## Written instruction
Every line below is to be quoted exactly, with nothing added or dropped.

Records about charts and figures:
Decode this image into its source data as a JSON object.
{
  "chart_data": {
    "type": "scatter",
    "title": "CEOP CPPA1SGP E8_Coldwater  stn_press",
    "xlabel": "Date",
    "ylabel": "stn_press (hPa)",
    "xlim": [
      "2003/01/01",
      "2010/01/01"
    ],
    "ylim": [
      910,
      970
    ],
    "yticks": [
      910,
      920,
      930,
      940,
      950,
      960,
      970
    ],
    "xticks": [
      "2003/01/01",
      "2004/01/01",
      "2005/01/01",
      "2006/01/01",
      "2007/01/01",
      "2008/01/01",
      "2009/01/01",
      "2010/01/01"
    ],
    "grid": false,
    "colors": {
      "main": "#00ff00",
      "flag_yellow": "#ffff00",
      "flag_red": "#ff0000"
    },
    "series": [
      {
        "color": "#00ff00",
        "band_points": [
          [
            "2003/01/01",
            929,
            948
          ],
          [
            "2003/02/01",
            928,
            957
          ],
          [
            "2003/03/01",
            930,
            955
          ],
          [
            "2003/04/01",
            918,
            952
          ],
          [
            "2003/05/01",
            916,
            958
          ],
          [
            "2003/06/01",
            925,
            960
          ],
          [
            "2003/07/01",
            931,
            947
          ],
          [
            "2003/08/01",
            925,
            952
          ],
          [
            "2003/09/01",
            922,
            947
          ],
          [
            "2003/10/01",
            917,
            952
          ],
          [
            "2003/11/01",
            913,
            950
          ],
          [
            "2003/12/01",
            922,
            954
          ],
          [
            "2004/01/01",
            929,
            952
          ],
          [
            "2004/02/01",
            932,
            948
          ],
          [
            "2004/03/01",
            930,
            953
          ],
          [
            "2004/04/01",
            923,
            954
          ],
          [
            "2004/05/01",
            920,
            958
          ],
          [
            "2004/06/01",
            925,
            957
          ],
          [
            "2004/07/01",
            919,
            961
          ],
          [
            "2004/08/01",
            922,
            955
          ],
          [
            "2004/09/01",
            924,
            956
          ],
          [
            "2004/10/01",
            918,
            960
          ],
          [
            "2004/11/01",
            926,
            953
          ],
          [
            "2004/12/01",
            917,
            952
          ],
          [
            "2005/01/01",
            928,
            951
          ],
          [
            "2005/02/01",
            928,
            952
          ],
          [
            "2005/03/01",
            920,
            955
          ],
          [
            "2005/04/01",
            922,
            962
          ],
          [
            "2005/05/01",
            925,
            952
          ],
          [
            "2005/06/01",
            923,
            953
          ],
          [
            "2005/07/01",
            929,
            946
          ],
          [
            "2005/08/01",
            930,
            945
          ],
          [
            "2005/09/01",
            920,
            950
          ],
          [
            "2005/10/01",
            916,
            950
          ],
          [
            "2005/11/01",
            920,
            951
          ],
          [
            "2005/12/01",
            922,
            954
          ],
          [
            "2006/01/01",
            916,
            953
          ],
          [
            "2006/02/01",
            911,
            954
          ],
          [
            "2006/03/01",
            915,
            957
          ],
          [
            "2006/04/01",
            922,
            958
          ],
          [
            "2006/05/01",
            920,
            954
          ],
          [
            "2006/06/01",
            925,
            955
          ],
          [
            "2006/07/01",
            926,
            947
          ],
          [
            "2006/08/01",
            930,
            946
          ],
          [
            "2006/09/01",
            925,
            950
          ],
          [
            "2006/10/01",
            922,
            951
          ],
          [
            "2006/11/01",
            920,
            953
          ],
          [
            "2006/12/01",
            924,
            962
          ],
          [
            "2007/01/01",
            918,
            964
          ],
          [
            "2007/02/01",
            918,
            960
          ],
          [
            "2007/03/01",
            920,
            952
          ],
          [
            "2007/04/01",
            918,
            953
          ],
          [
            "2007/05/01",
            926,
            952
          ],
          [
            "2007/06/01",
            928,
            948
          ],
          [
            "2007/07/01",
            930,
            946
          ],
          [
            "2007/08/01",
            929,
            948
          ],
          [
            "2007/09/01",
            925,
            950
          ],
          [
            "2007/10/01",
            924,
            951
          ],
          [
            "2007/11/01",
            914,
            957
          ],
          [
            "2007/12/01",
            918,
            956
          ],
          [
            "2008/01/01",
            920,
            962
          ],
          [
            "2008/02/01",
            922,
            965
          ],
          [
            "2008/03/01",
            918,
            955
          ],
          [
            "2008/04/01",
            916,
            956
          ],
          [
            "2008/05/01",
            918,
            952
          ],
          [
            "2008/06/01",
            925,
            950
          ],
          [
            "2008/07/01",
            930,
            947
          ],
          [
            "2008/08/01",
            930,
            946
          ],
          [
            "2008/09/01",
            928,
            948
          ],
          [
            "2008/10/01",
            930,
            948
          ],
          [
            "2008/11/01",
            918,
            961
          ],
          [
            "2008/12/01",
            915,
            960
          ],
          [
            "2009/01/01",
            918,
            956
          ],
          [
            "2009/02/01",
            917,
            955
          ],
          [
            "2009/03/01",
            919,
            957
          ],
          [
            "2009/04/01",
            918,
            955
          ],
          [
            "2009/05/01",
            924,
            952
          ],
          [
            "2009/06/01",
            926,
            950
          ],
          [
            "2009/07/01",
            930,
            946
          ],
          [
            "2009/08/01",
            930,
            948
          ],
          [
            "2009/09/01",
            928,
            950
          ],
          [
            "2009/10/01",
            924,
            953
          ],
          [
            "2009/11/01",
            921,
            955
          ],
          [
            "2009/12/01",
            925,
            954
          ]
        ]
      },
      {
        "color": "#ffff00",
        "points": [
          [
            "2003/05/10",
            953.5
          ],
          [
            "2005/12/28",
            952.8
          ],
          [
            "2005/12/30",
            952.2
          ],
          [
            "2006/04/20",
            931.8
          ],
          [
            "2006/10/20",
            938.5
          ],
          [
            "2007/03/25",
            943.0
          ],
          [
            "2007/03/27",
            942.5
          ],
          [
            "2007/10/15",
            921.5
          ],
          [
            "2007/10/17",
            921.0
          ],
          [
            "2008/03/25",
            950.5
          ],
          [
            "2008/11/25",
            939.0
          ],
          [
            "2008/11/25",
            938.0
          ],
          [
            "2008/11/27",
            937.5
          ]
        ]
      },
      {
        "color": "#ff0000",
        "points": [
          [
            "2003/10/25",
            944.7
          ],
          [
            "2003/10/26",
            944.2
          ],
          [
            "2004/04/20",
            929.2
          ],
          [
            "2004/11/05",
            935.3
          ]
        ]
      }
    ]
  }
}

## Answer to this task
Decode this image into its source data as a JSON object.
{
  "chart_data": {
    "type": "scatter",
    "title": "CEOP CPPA1SGP E8_Coldwater  stn_press",
    "xlabel": "Date",
    "ylabel": "stn_press (hPa)",
    "xlim": [
      "2003/01/01",
      "2010/01/01"
    ],
    "ylim": [
      910,
      970
    ],
    "yticks": [
      910,
      920,
      930,
      940,
      950,
      960,
      970
    ],
    "xticks": [
      "2003/01/01",
      "2004/01/01",
      "2005/01/01",
      "2006/01/01",
      "2007/01/01",
      "2008/01/01",
      "2009/01/01",
      "2010/01/01"
    ],
    "grid": false,
    "colors": {
      "main": "#00ff00",
      "flag_yellow": "#ffff00",
      "flag_red": "#ff0000"
    },
    "series": [
      {
        "color": "#00ff00",
        "band_points": [
          [
            "2003/01/01",
            929,
            948
          ],
          [
            "2003/02/01",
            928,
            957
          ],
          [
            "2003/03/01",
            930,
            955
          ],
          [
            "2003/04/01",
            918,
            952
          ],
          [
            "2003/05/01",
            916,
            958
          ],
          [
            "2003/06/01",
            925,
            960
          ],
          [
            "2003/07/01",
            931,
            947
          ],
          [
            "2003/08/01",
            925,
            952
          ],
          [
            "2003/09/01",
            922,
            947
          ],
          [
            "2003/10/01",
            917,
            952
          ],
          [
            "2003/11/01",
            913,
            950
          ],
          [
            "2003/12/01",
            922,
            954
          ],
          [
            "2004/01/01",
            929,
            952
          ],
          [
            "2004/02/01",
            932,
            948
          ],
          [
            "2004/03/01",
            930,
            953
          ],
          [
            "2004/04/01",
            923,
            954
          ],
          [
            "2004/05/01",
            920,
            958
          ],
          [
            "2004/06/01",
            925,
            957
          ],
          [
            "2004/07/01",
            919,
            961
          ],
          [
            "2004/08/01",
            922,
            955
          ],
          [
            "2004/09/01",
            924,
            956
          ],
          [
            "2004/10/01",
            918,
            960
          ],
          [
            "2004/11/01",
            926,
            953
          ],
          [
            "2004/12/01",
            917,
            952
          ],
          [
            "2005/01/01",
            928,
            951
          ],
          [
            "2005/02/01",
            928,
            952
          ],
          [
            "2005/03/01",
            920,
            955
          ],
          [
            "2005/04/01",
            922,
            962
          ],
          [
            "2005/05/01",
            925,
            952
          ],
          [
            "2005/06/01",
            923,
            953
          ],
          [
            "2005/07/01",
            929,
            946
          ],
          [
            "2005/08/01",
            930,
            945
          ],
          [
            "2005/09/01",
            920,
            950
          ],
          [
            "2005/10/01",
            916,
            950
          ],
          [
            "2005/11/01",
            920,
            951
          ],
          [
            "2005/12/01",
            922,
            954
          ],
          [
            "2006/01/01",
            916,
            953
          ],
          [
            "2006/02/01",
            911,
            954
          ],
          [
            "2006/03/01",
            915,
            957
          ],
          [
            "2006/04/01",
            922,
            958
          ],
          [
            "2006/05/01",
            920,
            954
          ],
          [
            "2006/06/01",
            925,
            955
          ],
          [
            "2006/07/01",
            926,
            947
          ],
          [
            "2006/08/01",
            930,
            946
          ],
          [
            "2006/09/01",
            925,
            950
          ],
          [
            "2006/10/01",
            922,
            951
          ],
          [
            "2006/11/01",
            920,
            953
          ],
          [
            "2006/12/01",
            924,
            962
          ],
          [
            "2007/01/01",
            918,
            964
          ],
          [
            "2007/02/01",
            918,
            960
          ],
          [
            "2007/03/01",
            920,
            952
          ],
          [
            "2007/04/01",
            918,
            953
          ],
          [
            "2007/05/01",
            926,
            952
          ],
          [
            "2007/06/01",
            928,
            948
          ],
          [
            "2007/07/01",
            930,
            946
          ],
          [
            "2007/08/01",
            929,
            948
          ],
          [
            "2007/09/01",
            925,
            950
          ],
          [
            "2007/10/01",
            924,
            951
          ],
          [
            "2007/11/01",
            914,
            957
          ],
          [
            "2007/12/01",
            918,
            956
          ],
          [
            "2008/01/01",
            920,
            962
          ],
          [
            "2008/02/01",
            922,
            965
          ],
          [
            "2008/03/01",
            918,
            955
          ],
          [
            "2008/04/01",
            916,
            956
          ],
          [
            "2008/05/01",
            918,
            952
          ],
          [
            "2008/06/01",
            925,
            950
          ],
          [
            "2008/07/01",
            930,
            947
          ],
          [
            "2008/08/01",
            930,
            946
          ],
          [
            "2008/09/01",
            928,
            948
          ],
          [
            "2008/10/01",
            930,
            948
          ],
          [
            "2008/11/01",
            918,
            961
          ],
          [
            "2008/12/01",
            915,
            960
          ],
          [
            "2009/01/01",
            918,
            956
          ],
          [
            "2009/02/01",
            917,
            955
          ],
          [
            "2009/03/01",
            919,
            957
          ],
          [
            "2009/04/01",
            918,
            955
          ],
          [
            "2009/05/01",
            924,
            952
          ],
          [
            "2009/06/01",
            926,
            950
          ],
          [
            "2009/07/01",
            930,
            946
          ],
          [
            "2009/08/01",
            930,
            948
          ],
          [
            "2009/09/01",
            928,
            950
          ],
          [
            "2009/10/01",
            924,
            953
          ],
          [
            "2009/11/01",
            921,
            955
          ],
          [
            "2009/12/01",
            925,
            954
          ]
        ]
      },
      {
        "color": "#ffff00",
        "points": [
          [
            "2003/05/10",
            953.5
          ],
          [
            "2005/12/28",
            952.8
          ],
          [
            "2005/12/30",
            952.2
          ],
          [
            "2006/04/20",
            931.8
          ],
          [
            "2006/10/20",
            938.5
          ],
          [
            "2007/03/25",
            943.0
          ],
          [
            "2007/03/27",
            942.5
          ],
          [
            "2007/10/15",
            921.5
          ],
          [
            "2007/10/17",
            921.0
          ],
          [
            "2008/03/25",
            950.5
          ],
          [
            "2008/11/25",
            939.0
          ],
          [
            "2008/11/25",
            938.0
          ],
          [
            "2008/11/27",
            937.5
          ]
        ]
      },
      {
        "color": "#ff0000",
        "points": [
          [
            "2003/10/25",
            944.7
          ],
          [
            "2003/10/26",
            944.2
          ],
          [
            "2004/04/20",
            929.2
          ],
          [
            "2004/11/05",
            935.3
          ]
        ]
      }
    ]
  }
}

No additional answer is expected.